** DESCRIPTION OF THE TASK **
List the lines of this listing that hold the word "associated".

** EXTRACTED ENTRIES **

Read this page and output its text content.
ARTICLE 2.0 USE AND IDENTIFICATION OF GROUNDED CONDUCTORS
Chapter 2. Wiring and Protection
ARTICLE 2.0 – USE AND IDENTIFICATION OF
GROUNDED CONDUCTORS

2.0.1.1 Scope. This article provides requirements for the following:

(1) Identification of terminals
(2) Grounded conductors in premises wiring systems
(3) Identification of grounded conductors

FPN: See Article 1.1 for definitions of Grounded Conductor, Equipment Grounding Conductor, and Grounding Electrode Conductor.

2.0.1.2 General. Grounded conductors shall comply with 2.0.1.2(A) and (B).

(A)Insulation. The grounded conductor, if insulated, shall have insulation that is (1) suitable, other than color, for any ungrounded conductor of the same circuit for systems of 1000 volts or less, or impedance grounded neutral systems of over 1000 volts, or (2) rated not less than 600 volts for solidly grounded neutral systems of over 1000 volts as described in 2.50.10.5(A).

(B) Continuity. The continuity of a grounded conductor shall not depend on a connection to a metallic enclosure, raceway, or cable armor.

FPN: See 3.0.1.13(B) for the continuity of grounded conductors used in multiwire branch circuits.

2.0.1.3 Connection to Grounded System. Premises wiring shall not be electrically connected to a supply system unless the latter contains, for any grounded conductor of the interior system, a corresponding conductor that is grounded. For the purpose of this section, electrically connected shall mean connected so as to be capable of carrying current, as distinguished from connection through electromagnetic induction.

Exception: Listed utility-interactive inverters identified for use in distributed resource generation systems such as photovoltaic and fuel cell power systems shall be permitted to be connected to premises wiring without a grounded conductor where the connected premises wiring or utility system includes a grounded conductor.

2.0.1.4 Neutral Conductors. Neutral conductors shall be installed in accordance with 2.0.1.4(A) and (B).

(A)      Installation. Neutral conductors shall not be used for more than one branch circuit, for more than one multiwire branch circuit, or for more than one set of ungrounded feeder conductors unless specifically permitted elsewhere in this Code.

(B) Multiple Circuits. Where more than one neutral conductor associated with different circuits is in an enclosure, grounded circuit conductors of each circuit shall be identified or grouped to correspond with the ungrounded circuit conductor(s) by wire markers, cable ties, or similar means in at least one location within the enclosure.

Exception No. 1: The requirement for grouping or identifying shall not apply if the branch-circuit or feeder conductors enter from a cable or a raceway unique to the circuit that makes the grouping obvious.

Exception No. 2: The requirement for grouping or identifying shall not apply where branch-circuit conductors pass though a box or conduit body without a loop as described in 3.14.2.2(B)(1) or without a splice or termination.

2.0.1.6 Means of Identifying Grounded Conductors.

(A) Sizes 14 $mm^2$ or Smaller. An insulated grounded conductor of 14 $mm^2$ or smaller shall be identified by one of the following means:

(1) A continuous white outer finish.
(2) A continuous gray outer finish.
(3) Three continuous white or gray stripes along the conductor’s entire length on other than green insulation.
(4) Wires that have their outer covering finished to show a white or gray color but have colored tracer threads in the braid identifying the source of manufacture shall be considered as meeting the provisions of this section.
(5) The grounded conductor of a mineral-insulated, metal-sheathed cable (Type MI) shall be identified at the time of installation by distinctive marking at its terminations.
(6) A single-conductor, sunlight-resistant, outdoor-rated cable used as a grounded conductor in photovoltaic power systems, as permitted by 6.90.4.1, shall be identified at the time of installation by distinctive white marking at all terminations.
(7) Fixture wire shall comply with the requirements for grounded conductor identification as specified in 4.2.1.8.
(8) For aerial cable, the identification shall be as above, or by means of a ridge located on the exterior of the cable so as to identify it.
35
* * *
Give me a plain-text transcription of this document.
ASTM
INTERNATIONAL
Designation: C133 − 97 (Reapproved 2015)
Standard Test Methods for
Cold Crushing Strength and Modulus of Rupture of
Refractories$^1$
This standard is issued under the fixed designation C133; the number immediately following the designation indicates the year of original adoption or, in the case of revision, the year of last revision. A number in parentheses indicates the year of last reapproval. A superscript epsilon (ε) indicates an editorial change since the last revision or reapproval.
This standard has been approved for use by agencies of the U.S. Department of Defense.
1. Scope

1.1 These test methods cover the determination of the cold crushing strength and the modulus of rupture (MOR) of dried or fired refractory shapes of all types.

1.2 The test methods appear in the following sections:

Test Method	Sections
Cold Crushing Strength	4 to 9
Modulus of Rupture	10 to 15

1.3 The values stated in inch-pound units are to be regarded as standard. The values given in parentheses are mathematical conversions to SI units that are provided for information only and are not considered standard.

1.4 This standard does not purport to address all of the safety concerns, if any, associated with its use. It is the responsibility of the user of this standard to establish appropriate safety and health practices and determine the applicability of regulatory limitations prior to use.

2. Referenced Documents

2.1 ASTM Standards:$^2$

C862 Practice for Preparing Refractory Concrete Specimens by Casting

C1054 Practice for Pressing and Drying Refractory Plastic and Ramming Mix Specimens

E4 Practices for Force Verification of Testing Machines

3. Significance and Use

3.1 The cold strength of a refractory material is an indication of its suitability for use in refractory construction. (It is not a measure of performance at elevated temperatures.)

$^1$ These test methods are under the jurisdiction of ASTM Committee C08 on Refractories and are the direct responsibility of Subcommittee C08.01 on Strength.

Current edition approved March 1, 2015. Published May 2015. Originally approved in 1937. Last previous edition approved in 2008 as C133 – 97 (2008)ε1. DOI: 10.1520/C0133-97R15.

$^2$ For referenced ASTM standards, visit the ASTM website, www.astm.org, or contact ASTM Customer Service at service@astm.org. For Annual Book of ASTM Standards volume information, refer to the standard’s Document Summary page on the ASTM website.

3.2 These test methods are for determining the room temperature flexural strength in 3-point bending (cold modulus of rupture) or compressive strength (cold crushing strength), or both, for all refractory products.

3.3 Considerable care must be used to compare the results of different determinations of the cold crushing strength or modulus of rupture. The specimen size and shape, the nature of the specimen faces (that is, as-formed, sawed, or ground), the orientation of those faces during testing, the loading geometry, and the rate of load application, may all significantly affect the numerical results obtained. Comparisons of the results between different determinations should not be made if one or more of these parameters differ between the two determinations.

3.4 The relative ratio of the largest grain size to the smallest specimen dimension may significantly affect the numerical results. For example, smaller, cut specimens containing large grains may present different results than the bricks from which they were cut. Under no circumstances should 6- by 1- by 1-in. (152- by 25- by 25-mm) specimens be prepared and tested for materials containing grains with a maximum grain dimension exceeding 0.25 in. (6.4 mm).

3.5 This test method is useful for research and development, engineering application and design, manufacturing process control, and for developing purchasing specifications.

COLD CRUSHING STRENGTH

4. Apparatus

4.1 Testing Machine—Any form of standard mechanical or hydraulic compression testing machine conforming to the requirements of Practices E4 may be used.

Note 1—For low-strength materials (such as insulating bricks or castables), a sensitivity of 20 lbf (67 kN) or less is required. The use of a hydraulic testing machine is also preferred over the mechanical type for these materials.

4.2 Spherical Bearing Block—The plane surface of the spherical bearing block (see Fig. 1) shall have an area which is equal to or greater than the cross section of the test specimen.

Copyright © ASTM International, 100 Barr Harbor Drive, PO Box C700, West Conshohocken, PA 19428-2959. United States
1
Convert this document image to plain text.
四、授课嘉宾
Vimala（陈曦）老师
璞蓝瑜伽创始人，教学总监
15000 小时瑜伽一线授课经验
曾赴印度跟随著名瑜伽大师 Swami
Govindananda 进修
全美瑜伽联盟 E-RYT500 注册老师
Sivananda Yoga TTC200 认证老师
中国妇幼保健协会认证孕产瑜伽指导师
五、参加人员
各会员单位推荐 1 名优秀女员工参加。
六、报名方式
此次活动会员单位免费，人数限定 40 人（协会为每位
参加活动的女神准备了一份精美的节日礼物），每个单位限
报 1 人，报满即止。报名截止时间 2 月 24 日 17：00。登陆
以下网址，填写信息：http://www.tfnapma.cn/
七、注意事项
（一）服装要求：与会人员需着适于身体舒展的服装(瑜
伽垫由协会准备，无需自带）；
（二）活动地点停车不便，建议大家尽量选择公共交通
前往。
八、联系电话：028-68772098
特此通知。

** WRITTEN SOLUTION **
(B) Multiple Circuits. Where more than one neutral conductor associated with different circuits is in an enclosure, grounded circuit conductors of each circuit shall be identified or grouped to correspond with the ungrounded circuit conductor(s) by wire markers, cable ties, or similar means in at least one location within the enclosure.
1.4 This standard does not purport to address all of the safety concerns, if any, associated with its use. It is the responsibility of the user of this standard to establish appropriate safety and health practices and determine the applicability of regulatory limitations prior to use.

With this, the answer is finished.